# start of DATA EXTRACT

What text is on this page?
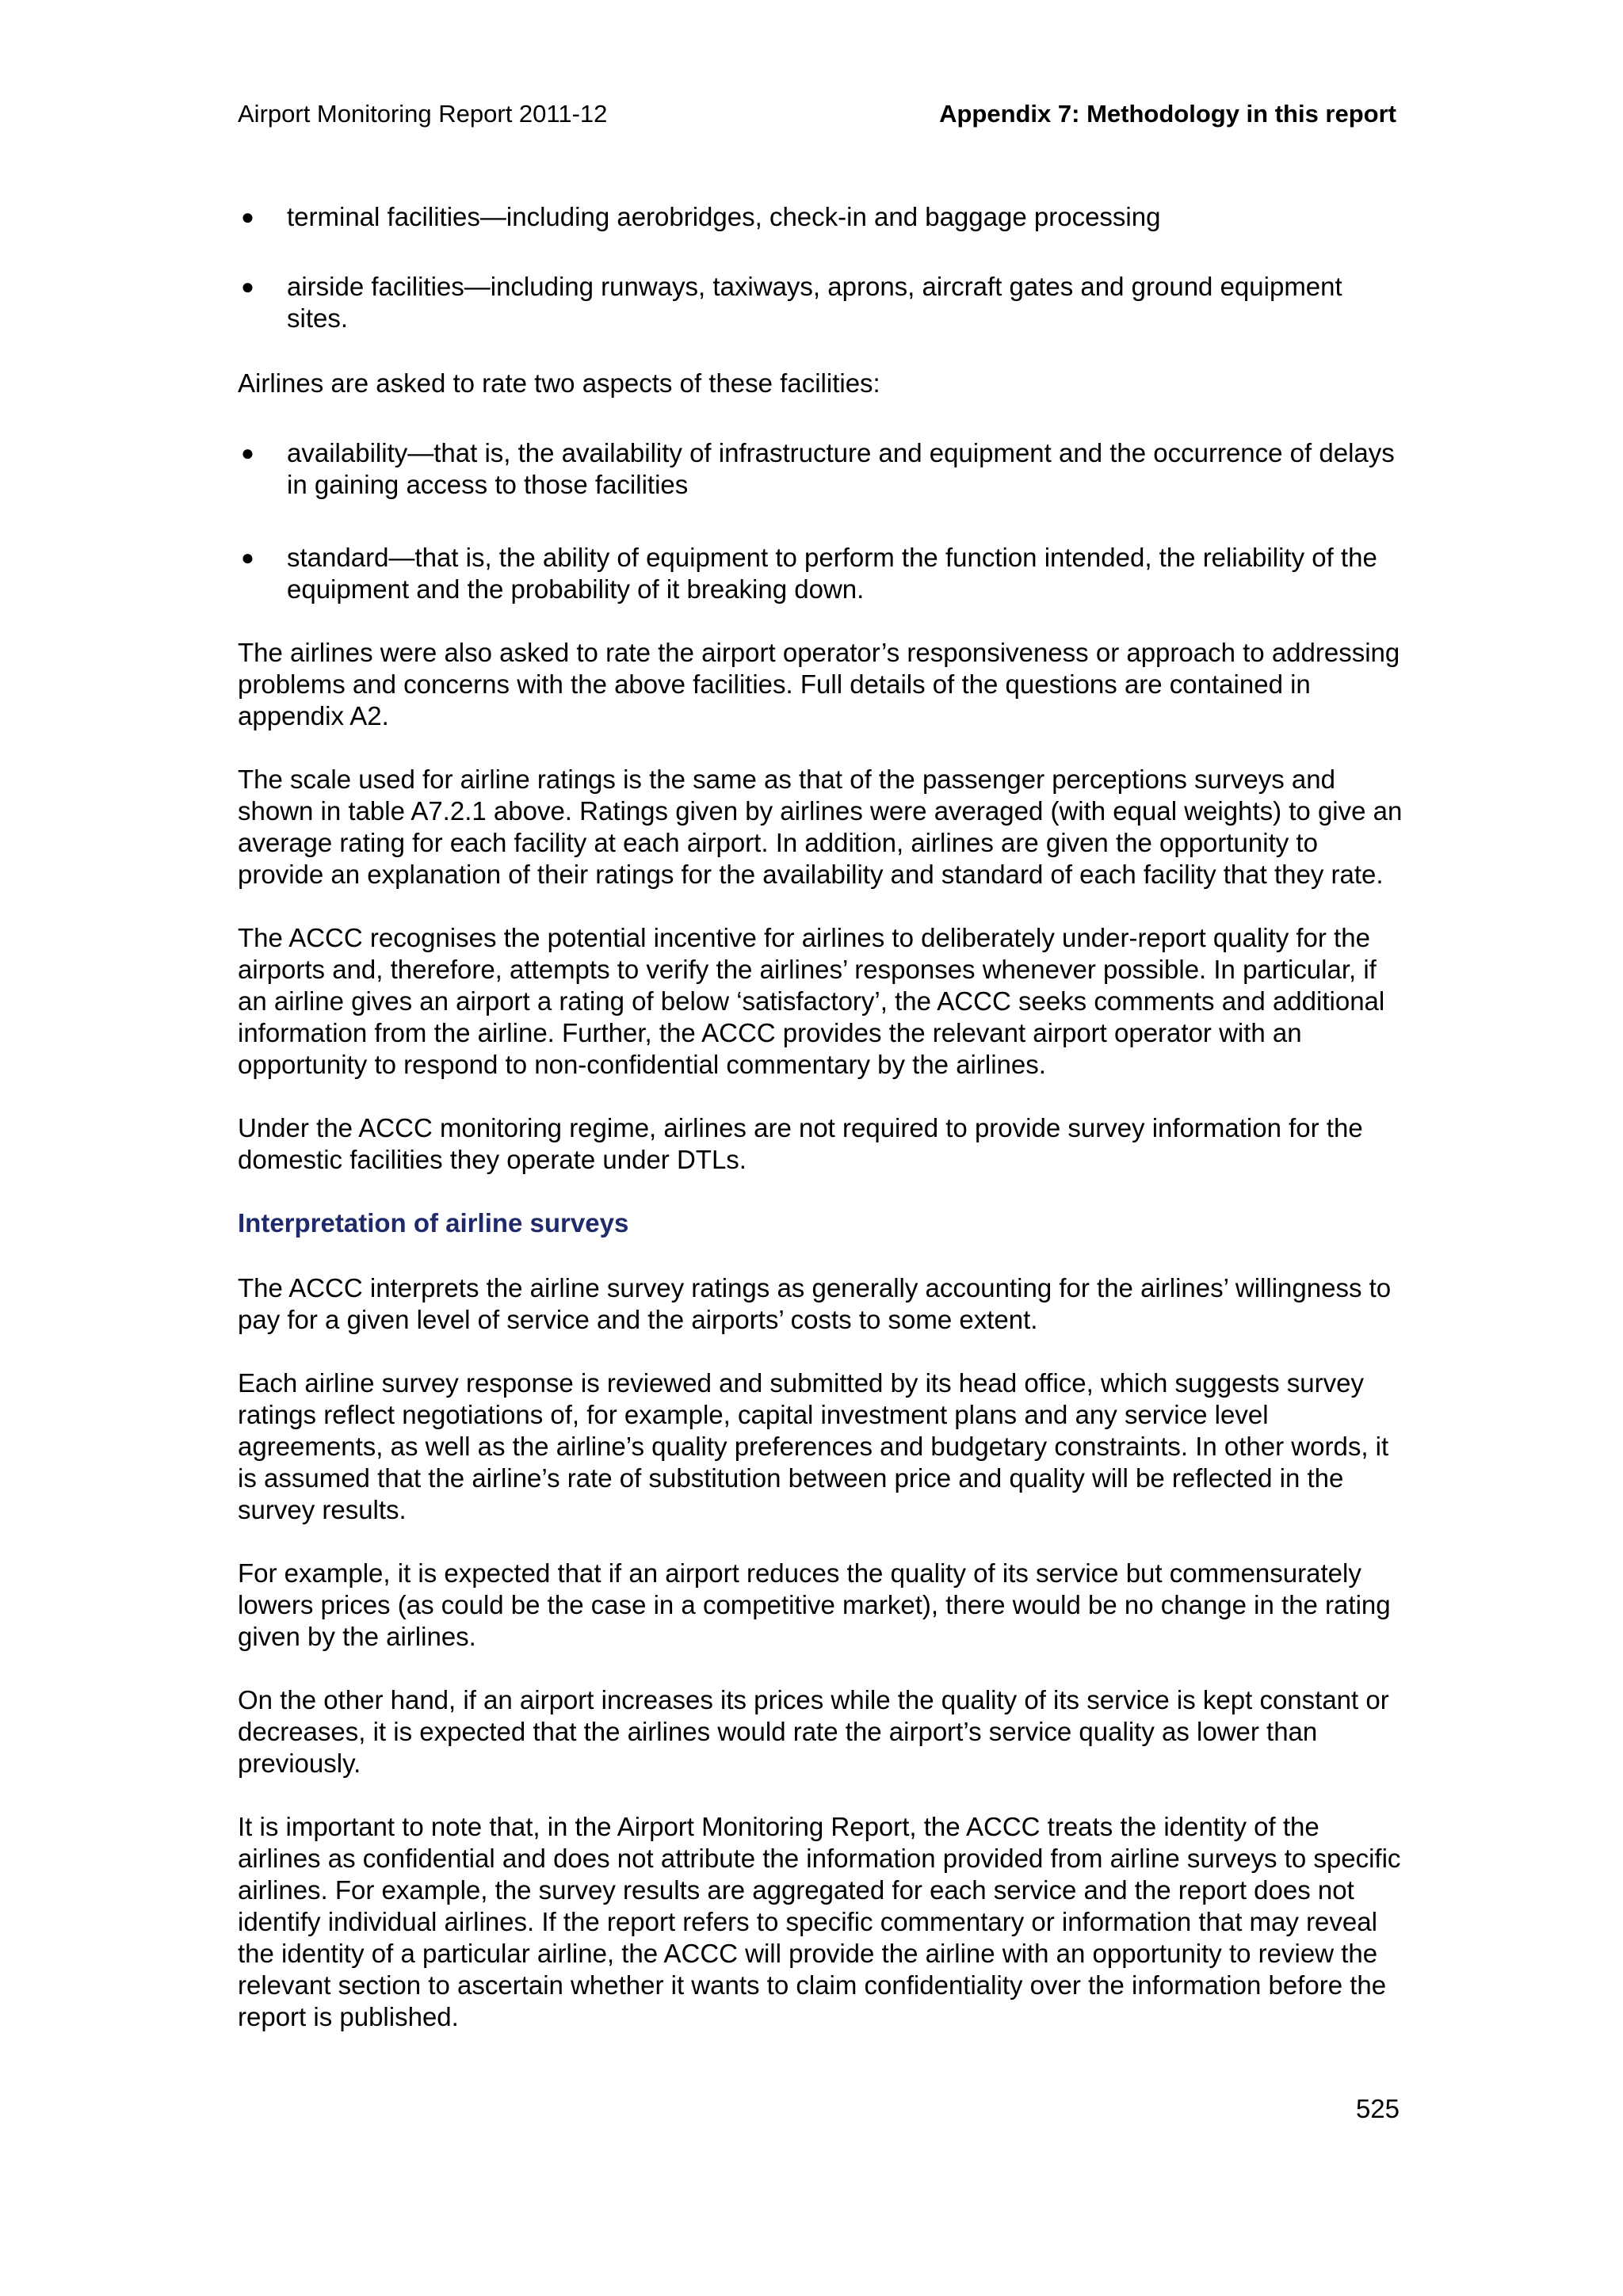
Airport Monitoring Report 2011-12	Appendix 7: Methodology in this report
● terminal facilities—including aerobridges, check-in and baggage processing
● airside facilities—including runways, taxiways, aprons, aircraft gates and ground equipment sites.

Airlines are asked to rate two aspects of these facilities:

● availability—that is, the availability of infrastructure and equipment and the occurrence of delays in gaining access to those facilities
● standard—that is, the ability of equipment to perform the function intended, the reliability of the equipment and the probability of it breaking down.

The airlines were also asked to rate the airport operator’s responsiveness or approach to addressing problems and concerns with the above facilities. Full details of the questions are contained in appendix A2.

The scale used for airline ratings is the same as that of the passenger perceptions surveys and shown in table A7.2.1 above. Ratings given by airlines were averaged (with equal weights) to give an average rating for each facility at each airport. In addition, airlines are given the opportunity to provide an explanation of their ratings for the availability and standard of each facility that they rate.

The ACCC recognises the potential incentive for airlines to deliberately under-report quality for the airports and, therefore, attempts to verify the airlines’ responses whenever possible. In particular, if an airline gives an airport a rating of below ‘satisfactory’, the ACCC seeks comments and additional information from the airline. Further, the ACCC provides the relevant airport operator with an opportunity to respond to non-confidential commentary by the airlines.

Under the ACCC monitoring regime, airlines are not required to provide survey information for the domestic facilities they operate under DTLs.

Interpretation of airline surveys

The ACCC interprets the airline survey ratings as generally accounting for the airlines’ willingness to pay for a given level of service and the airports’ costs to some extent.

Each airline survey response is reviewed and submitted by its head office, which suggests survey ratings reflect negotiations of, for example, capital investment plans and any service level agreements, as well as the airline’s quality preferences and budgetary constraints. In other words, it is assumed that the airline’s rate of substitution between price and quality will be reflected in the survey results.

For example, it is expected that if an airport reduces the quality of its service but commensurately lowers prices (as could be the case in a competitive market), there would be no change in the rating given by the airlines.

On the other hand, if an airport increases its prices while the quality of its service is kept constant or decreases, it is expected that the airlines would rate the airport’s service quality as lower than previously.

It is important to note that, in the Airport Monitoring Report, the ACCC treats the identity of the airlines as confidential and does not attribute the information provided from airline surveys to specific airlines. For example, the survey results are aggregated for each service and the report does not identify individual airlines. If the report refers to specific commentary or information that may reveal the identity of a particular airline, the ACCC will provide the airline with an opportunity to review the relevant section to ascertain whether it wants to claim confidentiality over the information before the report is published.

525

# end of DATA EXTRACT

■ SET EXERCISE ■
Without including the pictures, return each record above exactly as it stands.

■ REPLY TO THE EXERCISE ■
What text is on this page?
Airport Monitoring Report 2011-12	Appendix 7: Methodology in this report
● terminal facilities—including aerobridges, check-in and baggage processing
● airside facilities—including runways, taxiways, aprons, aircraft gates and ground equipment sites.

Airlines are asked to rate two aspects of these facilities:

● availability—that is, the availability of infrastructure and equipment and the occurrence of delays in gaining access to those facilities
● standard—that is, the ability of equipment to perform the function intended, the reliability of the equipment and the probability of it breaking down.

The airlines were also asked to rate the airport operator’s responsiveness or approach to addressing problems and concerns with the above facilities. Full details of the questions are contained in appendix A2.

The scale used for airline ratings is the same as that of the passenger perceptions surveys and shown in table A7.2.1 above. Ratings given by airlines were averaged (with equal weights) to give an average rating for each facility at each airport. In addition, airlines are given the opportunity to provide an explanation of their ratings for the availability and standard of each facility that they rate.

The ACCC recognises the potential incentive for airlines to deliberately under-report quality for the airports and, therefore, attempts to verify the airlines’ responses whenever possible. In particular, if an airline gives an airport a rating of below ‘satisfactory’, the ACCC seeks comments and additional information from the airline. Further, the ACCC provides the relevant airport operator with an opportunity to respond to non-confidential commentary by the airlines.

Under the ACCC monitoring regime, airlines are not required to provide survey information for the domestic facilities they operate under DTLs.

Interpretation of airline surveys

The ACCC interprets the airline survey ratings as generally accounting for the airlines’ willingness to pay for a given level of service and the airports’ costs to some extent.

Each airline survey response is reviewed and submitted by its head office, which suggests survey ratings reflect negotiations of, for example, capital investment plans and any service level agreements, as well as the airline’s quality preferences and budgetary constraints. In other words, it is assumed that the airline’s rate of substitution between price and quality will be reflected in the survey results.

For example, it is expected that if an airport reduces the quality of its service but commensurately lowers prices (as could be the case in a competitive market), there would be no change in the rating given by the airlines.

On the other hand, if an airport increases its prices while the quality of its service is kept constant or decreases, it is expected that the airlines would rate the airport’s service quality as lower than previously.

It is important to note that, in the Airport Monitoring Report, the ACCC treats the identity of the airlines as confidential and does not attribute the information provided from airline surveys to specific airlines. For example, the survey results are aggregated for each service and the report does not identify individual airlines. If the report refers to specific commentary or information that may reveal the identity of a particular airline, the ACCC will provide the airline with an opportunity to review the relevant section to ascertain whether it wants to claim confidentiality over the information before the report is published.

525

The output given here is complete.